Supplied text —
On 22 July, ISIL attempted to recapture Mitras and to cross the M4 Highway again; however, this attack was repelled by multiple US-led Coalition airstrikes and a YPG-led counterattack. Around the same time, it was reported that heavy clashes had broken out around the urban areas of Khirbat al-Burj and Sarrin. Meanwhile, the ISIL fighters left in the Sarrin Grain Silos remained besieged by YPG-led forces.

On 23 July, multiple US-led Coalition airstrikes struck ISIL fortifications and troop concentrations inside of Sarrin and to the south of the town.

On 24 July, YPG-led forces advanced again, crossing the highway and capturing the village of Malhah, once again cutting off ISIL's last supply route to Sarrin. Heavy fighting continued around the urban areas of Sarrin. It was reported that the Euphrates Volcano (Burkan Al-Firat) forces had been pounding Sarrin with artillery for the past week, and that ISIL shot at civilians who tried to leave the town. On the next day, YPG and FSA forces advanced further southward, capturing the village of Milhah, located to the south of Malhah, further securing the siege of Sarrin. Later on the same day, in response to the YPG and FSA advances, ISIL attacked YPG fighters on the road between Magharatayn and Malhah, which ran into the southern part of Sarrin, before firing mortar bombs on the area after their initial attack failed.

===Battle for Sarrin===
On 25 July, YPG-led forces captured most of the villages around Sarrin, re-establishing the siege of Khirbat al-Burj, to the north of Sarrin, as well as fully securing the northern approaches to Sarrin. Meanwhile, ISIL forces in the besieged Sarrin Grain Silos continued to hold out. YPG-led forces were also reported to have stormed the town of Sarrin, entering the eastern neighborhoods of the town. On the same day, ISIL attempted to launch another wave of vehicle bomb attacks to stop the YPG and FSA advance; however, the YPG-led forces reportedly destroyed the vehicles before ISIL was ready, killing 7 ISIL militants. ISIL also attacked the villages of Shuikh and Qara Qozak, but YPG-led fighters repelled these attacks as well, killing at least one ISIL fighter.

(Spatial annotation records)
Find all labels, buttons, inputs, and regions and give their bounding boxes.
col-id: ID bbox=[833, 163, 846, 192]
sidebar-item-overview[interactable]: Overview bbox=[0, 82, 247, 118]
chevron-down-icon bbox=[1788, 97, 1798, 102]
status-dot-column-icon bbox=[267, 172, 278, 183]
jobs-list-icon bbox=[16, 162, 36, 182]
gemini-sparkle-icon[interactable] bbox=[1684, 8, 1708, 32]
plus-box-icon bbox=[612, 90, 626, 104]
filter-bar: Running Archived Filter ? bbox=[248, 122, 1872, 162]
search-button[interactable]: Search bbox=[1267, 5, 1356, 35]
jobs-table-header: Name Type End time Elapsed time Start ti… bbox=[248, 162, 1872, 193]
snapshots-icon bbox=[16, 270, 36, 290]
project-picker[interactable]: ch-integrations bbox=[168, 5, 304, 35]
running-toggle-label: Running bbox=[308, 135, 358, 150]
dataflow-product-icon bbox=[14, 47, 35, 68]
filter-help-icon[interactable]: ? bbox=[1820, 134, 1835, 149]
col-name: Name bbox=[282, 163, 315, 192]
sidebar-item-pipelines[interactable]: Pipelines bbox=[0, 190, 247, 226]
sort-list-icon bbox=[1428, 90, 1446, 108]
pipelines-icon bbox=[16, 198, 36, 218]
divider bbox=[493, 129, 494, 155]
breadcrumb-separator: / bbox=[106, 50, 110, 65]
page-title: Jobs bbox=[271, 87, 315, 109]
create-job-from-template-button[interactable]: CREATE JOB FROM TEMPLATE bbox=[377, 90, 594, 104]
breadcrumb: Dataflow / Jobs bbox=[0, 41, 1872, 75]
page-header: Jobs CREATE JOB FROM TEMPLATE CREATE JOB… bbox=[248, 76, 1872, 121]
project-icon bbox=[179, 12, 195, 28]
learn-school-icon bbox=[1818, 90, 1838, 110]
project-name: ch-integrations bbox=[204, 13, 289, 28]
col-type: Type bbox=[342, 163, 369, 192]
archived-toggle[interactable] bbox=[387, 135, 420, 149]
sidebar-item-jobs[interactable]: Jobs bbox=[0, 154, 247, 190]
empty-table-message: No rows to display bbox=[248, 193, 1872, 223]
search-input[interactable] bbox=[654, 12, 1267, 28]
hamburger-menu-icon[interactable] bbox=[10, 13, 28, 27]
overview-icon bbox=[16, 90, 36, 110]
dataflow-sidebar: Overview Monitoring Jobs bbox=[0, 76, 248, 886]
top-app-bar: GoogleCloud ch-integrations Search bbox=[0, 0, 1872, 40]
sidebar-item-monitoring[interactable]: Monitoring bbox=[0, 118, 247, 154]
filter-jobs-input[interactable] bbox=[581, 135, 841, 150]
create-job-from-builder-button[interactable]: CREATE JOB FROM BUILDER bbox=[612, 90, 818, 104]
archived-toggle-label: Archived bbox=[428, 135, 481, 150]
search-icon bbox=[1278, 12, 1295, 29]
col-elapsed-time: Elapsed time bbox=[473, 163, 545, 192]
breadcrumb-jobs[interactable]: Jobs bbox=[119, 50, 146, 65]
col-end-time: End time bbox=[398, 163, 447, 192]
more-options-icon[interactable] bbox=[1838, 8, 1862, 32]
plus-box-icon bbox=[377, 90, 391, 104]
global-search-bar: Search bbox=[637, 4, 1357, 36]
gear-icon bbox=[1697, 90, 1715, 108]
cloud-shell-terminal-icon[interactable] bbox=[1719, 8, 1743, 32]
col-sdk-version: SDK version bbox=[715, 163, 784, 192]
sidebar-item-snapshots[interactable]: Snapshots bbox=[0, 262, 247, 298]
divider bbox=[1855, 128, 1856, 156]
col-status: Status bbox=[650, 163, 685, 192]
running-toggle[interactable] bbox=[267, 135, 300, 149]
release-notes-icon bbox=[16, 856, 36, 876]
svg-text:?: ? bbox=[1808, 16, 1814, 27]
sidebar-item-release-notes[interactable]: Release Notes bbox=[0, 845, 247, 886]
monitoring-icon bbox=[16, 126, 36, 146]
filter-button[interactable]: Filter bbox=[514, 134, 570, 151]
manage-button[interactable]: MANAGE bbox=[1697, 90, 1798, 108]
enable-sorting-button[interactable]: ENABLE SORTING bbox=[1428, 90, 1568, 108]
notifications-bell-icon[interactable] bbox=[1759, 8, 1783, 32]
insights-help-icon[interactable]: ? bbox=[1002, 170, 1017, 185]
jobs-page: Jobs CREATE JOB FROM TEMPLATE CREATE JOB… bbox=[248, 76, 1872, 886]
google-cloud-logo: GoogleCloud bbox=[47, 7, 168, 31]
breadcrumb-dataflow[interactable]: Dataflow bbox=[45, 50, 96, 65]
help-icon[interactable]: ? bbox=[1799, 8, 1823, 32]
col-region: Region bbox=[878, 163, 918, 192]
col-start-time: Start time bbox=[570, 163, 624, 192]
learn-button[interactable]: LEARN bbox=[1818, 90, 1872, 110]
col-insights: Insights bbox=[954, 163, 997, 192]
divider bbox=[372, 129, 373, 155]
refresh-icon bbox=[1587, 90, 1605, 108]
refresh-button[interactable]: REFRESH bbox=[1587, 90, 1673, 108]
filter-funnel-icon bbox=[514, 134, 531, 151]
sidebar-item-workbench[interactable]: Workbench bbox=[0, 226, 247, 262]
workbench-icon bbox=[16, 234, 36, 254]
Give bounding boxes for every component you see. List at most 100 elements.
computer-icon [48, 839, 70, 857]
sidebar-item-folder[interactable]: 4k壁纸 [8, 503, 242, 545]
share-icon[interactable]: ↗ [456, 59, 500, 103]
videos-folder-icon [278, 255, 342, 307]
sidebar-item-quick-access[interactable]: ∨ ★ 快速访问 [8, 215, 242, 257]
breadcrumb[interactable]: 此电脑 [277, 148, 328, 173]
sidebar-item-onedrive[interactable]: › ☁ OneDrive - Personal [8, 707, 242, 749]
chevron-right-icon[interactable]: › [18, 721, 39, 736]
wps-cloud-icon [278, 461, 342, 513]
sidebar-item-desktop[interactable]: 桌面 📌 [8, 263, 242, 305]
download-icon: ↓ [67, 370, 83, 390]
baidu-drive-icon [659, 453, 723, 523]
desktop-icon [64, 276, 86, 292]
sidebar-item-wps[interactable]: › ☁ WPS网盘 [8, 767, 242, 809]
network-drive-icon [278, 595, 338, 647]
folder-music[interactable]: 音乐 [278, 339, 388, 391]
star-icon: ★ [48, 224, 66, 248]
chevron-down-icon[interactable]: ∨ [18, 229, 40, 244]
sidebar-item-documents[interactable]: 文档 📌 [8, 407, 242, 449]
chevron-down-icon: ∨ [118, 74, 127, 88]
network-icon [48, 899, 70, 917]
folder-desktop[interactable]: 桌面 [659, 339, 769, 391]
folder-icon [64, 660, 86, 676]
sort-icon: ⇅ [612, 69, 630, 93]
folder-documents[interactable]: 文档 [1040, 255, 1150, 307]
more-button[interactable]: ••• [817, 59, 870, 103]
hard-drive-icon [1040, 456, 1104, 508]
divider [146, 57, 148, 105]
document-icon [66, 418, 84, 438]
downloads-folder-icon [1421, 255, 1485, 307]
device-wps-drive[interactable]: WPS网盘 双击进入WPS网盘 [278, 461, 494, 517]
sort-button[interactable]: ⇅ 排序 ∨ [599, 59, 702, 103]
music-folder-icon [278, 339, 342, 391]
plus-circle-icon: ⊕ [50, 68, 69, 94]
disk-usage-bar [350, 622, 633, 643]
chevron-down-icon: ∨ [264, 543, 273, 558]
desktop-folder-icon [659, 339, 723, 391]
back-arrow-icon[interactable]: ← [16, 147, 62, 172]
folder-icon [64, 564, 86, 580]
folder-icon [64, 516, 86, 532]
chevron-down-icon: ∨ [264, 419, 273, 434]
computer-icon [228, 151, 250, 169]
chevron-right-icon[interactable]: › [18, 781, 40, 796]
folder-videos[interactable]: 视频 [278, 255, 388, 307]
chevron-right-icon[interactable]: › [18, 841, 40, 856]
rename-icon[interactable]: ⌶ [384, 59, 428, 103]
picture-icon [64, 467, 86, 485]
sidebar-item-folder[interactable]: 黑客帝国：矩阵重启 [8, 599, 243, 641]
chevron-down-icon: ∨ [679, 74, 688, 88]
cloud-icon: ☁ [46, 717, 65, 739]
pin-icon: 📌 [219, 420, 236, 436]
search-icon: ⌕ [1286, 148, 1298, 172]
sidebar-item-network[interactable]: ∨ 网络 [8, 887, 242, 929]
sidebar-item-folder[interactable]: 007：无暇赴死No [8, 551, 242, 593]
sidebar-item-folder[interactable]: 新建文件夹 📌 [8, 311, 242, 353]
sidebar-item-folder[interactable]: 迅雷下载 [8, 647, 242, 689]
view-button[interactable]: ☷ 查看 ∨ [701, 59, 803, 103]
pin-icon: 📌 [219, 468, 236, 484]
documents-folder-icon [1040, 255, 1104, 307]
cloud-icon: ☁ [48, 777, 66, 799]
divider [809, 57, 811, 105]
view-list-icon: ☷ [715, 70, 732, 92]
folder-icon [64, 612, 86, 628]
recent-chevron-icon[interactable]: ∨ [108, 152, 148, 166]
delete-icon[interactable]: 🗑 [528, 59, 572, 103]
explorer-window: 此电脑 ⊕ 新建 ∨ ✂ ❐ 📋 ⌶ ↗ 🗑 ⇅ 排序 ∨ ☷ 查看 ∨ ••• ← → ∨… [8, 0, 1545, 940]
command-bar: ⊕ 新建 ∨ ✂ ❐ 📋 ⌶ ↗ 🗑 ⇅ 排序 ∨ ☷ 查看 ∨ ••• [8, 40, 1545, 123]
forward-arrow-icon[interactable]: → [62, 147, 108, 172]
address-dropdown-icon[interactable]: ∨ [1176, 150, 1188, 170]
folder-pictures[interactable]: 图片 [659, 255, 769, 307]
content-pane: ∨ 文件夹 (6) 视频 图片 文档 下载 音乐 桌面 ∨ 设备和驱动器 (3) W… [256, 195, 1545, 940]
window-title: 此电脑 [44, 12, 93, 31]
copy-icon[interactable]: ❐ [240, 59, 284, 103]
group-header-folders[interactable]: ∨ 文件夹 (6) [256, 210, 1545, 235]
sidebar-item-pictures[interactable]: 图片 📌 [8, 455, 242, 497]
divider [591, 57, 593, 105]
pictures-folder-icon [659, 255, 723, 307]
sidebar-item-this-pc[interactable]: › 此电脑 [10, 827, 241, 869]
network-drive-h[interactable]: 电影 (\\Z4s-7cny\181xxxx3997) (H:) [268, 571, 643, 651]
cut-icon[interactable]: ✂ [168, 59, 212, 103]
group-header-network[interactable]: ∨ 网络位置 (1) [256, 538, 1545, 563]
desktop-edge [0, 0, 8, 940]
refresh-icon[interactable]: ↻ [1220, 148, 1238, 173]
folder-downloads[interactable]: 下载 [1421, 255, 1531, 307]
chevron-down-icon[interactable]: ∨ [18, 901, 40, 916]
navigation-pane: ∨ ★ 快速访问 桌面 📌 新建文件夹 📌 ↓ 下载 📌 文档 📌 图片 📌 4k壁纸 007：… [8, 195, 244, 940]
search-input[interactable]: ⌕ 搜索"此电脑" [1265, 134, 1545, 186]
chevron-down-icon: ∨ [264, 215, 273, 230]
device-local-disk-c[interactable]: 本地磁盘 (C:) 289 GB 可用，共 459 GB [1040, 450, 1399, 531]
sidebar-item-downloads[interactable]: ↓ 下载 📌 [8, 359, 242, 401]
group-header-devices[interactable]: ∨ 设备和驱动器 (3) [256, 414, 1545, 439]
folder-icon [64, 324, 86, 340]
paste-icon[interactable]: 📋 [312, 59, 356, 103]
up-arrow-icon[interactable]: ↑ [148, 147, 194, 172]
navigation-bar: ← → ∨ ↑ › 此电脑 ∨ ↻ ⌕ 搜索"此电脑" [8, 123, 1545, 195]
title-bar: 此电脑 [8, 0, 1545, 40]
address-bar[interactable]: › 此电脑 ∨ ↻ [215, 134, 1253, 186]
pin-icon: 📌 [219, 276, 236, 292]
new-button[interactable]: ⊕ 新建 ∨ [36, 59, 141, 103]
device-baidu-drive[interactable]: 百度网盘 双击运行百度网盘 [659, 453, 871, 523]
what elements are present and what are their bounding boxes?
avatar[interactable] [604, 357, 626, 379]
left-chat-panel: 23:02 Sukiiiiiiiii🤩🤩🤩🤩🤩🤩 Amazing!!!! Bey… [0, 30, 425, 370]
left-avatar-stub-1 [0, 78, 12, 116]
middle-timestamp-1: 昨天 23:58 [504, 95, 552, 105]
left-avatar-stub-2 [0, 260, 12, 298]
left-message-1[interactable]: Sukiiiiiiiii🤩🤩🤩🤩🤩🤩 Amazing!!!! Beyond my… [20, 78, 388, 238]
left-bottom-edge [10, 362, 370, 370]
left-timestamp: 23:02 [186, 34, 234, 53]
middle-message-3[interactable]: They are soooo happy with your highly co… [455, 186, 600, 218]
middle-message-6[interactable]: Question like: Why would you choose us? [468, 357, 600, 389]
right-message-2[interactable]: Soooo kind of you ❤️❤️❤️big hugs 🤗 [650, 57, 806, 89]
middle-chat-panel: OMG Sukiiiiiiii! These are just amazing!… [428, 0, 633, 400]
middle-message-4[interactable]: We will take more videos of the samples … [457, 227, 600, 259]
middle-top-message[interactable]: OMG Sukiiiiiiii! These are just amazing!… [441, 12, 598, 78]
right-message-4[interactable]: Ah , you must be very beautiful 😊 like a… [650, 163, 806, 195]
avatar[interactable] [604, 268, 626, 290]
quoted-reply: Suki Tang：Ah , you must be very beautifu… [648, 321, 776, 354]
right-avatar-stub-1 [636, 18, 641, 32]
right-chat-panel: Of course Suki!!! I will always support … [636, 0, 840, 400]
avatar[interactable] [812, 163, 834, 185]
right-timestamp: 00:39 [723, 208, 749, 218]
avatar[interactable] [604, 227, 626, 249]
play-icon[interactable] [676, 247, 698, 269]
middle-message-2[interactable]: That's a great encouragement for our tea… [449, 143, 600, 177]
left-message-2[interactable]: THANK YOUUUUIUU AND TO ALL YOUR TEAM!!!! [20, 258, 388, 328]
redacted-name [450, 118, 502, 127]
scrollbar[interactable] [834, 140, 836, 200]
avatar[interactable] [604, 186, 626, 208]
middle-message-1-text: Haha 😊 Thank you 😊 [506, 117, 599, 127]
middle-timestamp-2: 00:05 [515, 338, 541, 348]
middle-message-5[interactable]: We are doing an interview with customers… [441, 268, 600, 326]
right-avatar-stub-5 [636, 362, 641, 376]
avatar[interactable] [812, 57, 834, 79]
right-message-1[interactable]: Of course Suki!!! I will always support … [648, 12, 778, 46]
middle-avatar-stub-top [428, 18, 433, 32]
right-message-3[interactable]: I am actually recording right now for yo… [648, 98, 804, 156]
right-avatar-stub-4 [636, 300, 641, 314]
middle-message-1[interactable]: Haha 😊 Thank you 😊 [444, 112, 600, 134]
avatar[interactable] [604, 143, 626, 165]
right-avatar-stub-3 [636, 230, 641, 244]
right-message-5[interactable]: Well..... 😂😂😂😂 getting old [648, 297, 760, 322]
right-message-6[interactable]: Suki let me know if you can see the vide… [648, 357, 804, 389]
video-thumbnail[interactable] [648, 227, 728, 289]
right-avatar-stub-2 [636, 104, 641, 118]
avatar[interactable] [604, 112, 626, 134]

Problem to solve —
Continue the account of the 2015 fighting around Sarrin from the point where it stops.

Exercise output —
On 26 July, ISIL militants holed up inside of the Sarrin Grain Silos blew up part of the structure, with the main tower collapsing from the detonation. YPG-led forces captured the grain silos shortly afterwards. Later on the same day, YPG and FSA forces were reported to have secured most of the southern portion of Sarrin, after heavy US-led Coalition airstrikes. YPG fighters also attacked suspected ISIL militants between the villages of Geydade and Sina, to the northwest of Sarrin, killing five ISIL militants. On the night of 26 July, YPG-led forces captured the security center at the center of Sarrin, while ISIL militants were said to have run out of ammunition. Around the same time, a convoy of ISIL fighters from Sarrin attempted to escape across the Euphrates River; however, the YPG destroyed the convoy, killing 17 ISIL militants.

On 27 July, YPG and FSA forces captured the besieged village of Khirbat al-Burj, the last village outside of Sarrin that was still held by ISIL. On the same day, YPG-led forces fully captured the town of Sarrin from ISIL. In the following events, it was reported that YPG forces had swept the village and arrested 150 men accused of being members or collaborators of ISIL.

==Aftermath==
On 29 July, the SOHR reported that violent clashes had erupted between the YPG and ISIL at the banks of the Euphrates River, near Sarrin, which resulted in casualties on both sides.

On 30 July, an ISIL sleeper in Sarrin, as well as some ISIL fighters from the village of Serekaniye, in the northeastern Aleppo Province, managed to infiltrate the eastern part of Sarrin, dressed up as civilians. The ISIL militants launched a suicide attack and a gun battle. The attack was eventually repelled by Euphrates Volcano forces, and resulted in the deaths of 9 ISIL militants and 13 YPG fighters.

On the night of 4 August, YPG-led fighters conducted an operation near the village of Milha, to the south of Sarrin, killing a number of ISIL fighters.

On the night of 7 August, ISIL fighters on the western bank of the Euphrates River targeted Kurdish positions on the hilltops west of Sarrin with mortar fire. YPG-led forces responded by opening fire on ISIL positions across the river.

==Strategic analysis==
Sarrin has been deemed as strategically important, because the town was the last stronghold that ISIL controlled in the countryside of Kobanî, and because ISIL had used Sarrin as a launchpad to attack Kobanî and other villages in the region. After the capture of Sarrin and the surrounding region, it was expected that ISIL attacks against villages in the Kobanî Canton would be curbed significantly. The capture of Sarrin was also deemed to be a major defeat for ISIL, with the town's capture severing ISIL's main access route to parts of the Aleppo Governorate.

==See also==

- 2015 Ramadan attacks
- Siege of Kobanî
- Northern Iraq offensive (August 2014)
- December 2014 Sinjar offensive
- November 2015 Sinjar offensive
- Sinjar massacre
- Syrian Kurdish–Islamist conflict (2013–present)
- Salahuddin campaign (2014–15)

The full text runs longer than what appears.